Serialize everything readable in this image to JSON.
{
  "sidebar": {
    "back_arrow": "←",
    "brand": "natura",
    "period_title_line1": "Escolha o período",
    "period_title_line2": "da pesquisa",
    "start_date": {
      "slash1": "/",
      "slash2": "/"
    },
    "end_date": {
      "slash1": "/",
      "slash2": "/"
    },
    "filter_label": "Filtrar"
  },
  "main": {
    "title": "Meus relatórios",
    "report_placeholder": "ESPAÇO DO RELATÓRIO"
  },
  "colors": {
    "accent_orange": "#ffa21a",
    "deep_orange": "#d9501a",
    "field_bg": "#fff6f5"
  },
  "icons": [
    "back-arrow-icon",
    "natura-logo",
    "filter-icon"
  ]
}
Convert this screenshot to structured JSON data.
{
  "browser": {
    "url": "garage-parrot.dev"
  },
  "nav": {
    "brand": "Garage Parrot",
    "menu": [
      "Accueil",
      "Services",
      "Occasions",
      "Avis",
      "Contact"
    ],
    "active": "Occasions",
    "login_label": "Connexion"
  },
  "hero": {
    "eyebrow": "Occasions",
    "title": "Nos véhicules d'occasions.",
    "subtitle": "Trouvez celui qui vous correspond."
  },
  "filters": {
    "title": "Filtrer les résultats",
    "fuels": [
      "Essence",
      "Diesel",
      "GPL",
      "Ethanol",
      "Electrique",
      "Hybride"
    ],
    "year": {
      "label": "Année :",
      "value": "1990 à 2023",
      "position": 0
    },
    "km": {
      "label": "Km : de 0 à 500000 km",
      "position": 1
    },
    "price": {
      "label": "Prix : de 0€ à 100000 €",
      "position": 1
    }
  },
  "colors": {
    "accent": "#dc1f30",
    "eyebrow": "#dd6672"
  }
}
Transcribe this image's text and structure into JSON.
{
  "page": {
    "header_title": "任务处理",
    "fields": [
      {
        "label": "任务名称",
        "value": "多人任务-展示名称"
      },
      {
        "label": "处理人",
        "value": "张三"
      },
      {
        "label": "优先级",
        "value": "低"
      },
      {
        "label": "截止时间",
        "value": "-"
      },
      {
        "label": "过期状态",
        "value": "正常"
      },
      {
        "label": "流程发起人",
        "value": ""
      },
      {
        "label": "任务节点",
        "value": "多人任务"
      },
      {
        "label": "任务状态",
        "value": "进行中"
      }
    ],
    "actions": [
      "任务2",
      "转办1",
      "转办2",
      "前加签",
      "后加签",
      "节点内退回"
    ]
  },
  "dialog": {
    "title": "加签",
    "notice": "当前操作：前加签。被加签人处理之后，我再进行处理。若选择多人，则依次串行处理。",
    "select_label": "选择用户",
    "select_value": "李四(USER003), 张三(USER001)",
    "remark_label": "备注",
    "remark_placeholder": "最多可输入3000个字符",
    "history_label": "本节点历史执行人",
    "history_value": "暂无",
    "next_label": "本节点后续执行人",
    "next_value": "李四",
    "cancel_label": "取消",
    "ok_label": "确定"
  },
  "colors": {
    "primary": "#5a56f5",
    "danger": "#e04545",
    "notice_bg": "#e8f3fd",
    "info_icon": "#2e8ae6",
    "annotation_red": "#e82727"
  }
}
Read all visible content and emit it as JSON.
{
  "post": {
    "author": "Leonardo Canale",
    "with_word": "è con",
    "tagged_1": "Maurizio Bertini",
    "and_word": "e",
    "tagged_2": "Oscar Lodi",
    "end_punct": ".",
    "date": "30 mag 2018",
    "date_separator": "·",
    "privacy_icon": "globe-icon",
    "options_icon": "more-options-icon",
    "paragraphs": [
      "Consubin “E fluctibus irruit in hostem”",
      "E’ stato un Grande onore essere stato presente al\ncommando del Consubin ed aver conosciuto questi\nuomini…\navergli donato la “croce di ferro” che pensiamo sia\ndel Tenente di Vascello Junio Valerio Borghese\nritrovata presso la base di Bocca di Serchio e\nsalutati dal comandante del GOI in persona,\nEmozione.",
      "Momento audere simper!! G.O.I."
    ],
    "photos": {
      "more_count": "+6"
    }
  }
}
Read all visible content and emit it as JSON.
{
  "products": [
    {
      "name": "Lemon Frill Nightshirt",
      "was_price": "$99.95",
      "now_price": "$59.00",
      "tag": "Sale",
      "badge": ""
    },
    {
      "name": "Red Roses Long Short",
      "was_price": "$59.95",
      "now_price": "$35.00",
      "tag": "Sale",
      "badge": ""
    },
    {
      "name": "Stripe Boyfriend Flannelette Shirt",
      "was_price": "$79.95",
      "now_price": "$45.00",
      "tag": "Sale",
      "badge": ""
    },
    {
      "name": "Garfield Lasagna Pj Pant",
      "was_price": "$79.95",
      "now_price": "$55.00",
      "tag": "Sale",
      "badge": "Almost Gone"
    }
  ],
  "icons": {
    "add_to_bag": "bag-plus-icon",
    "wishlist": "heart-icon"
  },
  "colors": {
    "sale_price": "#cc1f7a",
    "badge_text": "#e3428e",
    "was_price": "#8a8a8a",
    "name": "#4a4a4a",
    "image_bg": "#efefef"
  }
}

====================

[Goal of the exercise] Take the listing above and write it out again exactly.

[Finished exercise]
Serialize everything readable in this image to JSON.
{
  "sidebar": {
    "back_arrow": "←",
    "brand": "natura",
    "period_title_line1": "Escolha o período",
    "period_title_line2": "da pesquisa",
    "start_date": {
      "slash1": "/",
      "slash2": "/"
    },
    "end_date": {
      "slash1": "/",
      "slash2": "/"
    },
    "filter_label": "Filtrar"
  },
  "main": {
    "title": "Meus relatórios",
    "report_placeholder": "ESPAÇO DO RELATÓRIO"
  },
  "colors": {
    "accent_orange": "#ffa21a",
    "deep_orange": "#d9501a",
    "field_bg": "#fff6f5"
  },
  "icons": [
    "back-arrow-icon",
    "natura-logo",
    "filter-icon"
  ]
}
Convert this screenshot to structured JSON data.
{
  "browser": {
    "url": "garage-parrot.dev"
  },
  "nav": {
    "brand": "Garage Parrot",
    "menu": [
      "Accueil",
      "Services",
      "Occasions",
      "Avis",
      "Contact"
    ],
    "active": "Occasions",
    "login_label": "Connexion"
  },
  "hero": {
    "eyebrow": "Occasions",
    "title": "Nos véhicules d'occasions.",
    "subtitle": "Trouvez celui qui vous correspond."
  },
  "filters": {
    "title": "Filtrer les résultats",
    "fuels": [
      "Essence",
      "Diesel",
      "GPL",
      "Ethanol",
      "Electrique",
      "Hybride"
    ],
    "year": {
      "label": "Année :",
      "value": "1990 à 2023",
      "position": 0
    },
    "km": {
      "label": "Km : de 0 à 500000 km",
      "position": 1
    },
    "price": {
      "label": "Prix : de 0€ à 100000 €",
      "position": 1
    }
  },
  "colors": {
    "accent": "#dc1f30",
    "eyebrow": "#dd6672"
  }
}
Transcribe this image's text and structure into JSON.
{
  "page": {
    "header_title": "任务处理",
    "fields": [
      {
        "label": "任务名称",
        "value": "多人任务-展示名称"
      },
      {
        "label": "处理人",
        "value": "张三"
      },
      {
        "label": "优先级",
        "value": "低"
      },
      {
        "label": "截止时间",
        "value": "-"
      },
      {
        "label": "过期状态",
        "value": "正常"
      },
      {
        "label": "流程发起人",
        "value": ""
      },
      {
        "label": "任务节点",
        "value": "多人任务"
      },
      {
        "label": "任务状态",
        "value": "进行中"
      }
    ],
    "actions": [
      "任务2",
      "转办1",
      "转办2",
      "前加签",
      "后加签",
      "节点内退回"
    ]
  },
  "dialog": {
    "title": "加签",
    "notice": "当前操作：前加签。被加签人处理之后，我再进行处理。若选择多人，则依次串行处理。",
    "select_label": "选择用户",
    "select_value": "李四(USER003), 张三(USER001)",
    "remark_label": "备注",
    "remark_placeholder": "最多可输入3000个字符",
    "history_label": "本节点历史执行人",
    "history_value": "暂无",
    "next_label": "本节点后续执行人",
    "next_value": "李四",
    "cancel_label": "取消",
    "ok_label": "确定"
  },
  "colors": {
    "primary": "#5a56f5",
    "danger": "#e04545",
    "notice_bg": "#e8f3fd",
    "info_icon": "#2e8ae6",
    "annotation_red": "#e82727"
  }
}
Read all visible content and emit it as JSON.
{
  "post": {
    "author": "Leonardo Canale",
    "with_word": "è con",
    "tagged_1": "Maurizio Bertini",
    "and_word": "e",
    "tagged_2": "Oscar Lodi",
    "end_punct": ".",
    "date": "30 mag 2018",
    "date_separator": "·",
    "privacy_icon": "globe-icon",
    "options_icon": "more-options-icon",
    "paragraphs": [
      "Consubin “E fluctibus irruit in hostem”",
      "E’ stato un Grande onore essere stato presente al\ncommando del Consubin ed aver conosciuto questi\nuomini…\navergli donato la “croce di ferro” che pensiamo sia\ndel Tenente di Vascello Junio Valerio Borghese\nritrovata presso la base di Bocca di Serchio e\nsalutati dal comandante del GOI in persona,\nEmozione.",
      "Momento audere simper!! G.O.I."
    ],
    "photos": {
      "more_count": "+6"
    }
  }
}
Read all visible content and emit it as JSON.
{
  "products": [
    {
      "name": "Lemon Frill Nightshirt",
      "was_price": "$99.95",
      "now_price": "$59.00",
      "tag": "Sale",
      "badge": ""
    },
    {
      "name": "Red Roses Long Short",
      "was_price": "$59.95",
      "now_price": "$35.00",
      "tag": "Sale",
      "badge": ""
    },
    {
      "name": "Stripe Boyfriend Flannelette Shirt",
      "was_price": "$79.95",
      "now_price": "$45.00",
      "tag": "Sale",
      "badge": ""
    },
    {
      "name": "Garfield Lasagna Pj Pant",
      "was_price": "$79.95",
      "now_price": "$55.00",
      "tag": "Sale",
      "badge": "Almost Gone"
    }
  ],
  "icons": {
    "add_to_bag": "bag-plus-icon",
    "wishlist": "heart-icon"
  },
  "colors": {
    "sale_price": "#cc1f7a",
    "badge_text": "#e3428e",
    "was_price": "#8a8a8a",
    "name": "#4a4a4a",
    "image_bg": "#efefef"
  }
}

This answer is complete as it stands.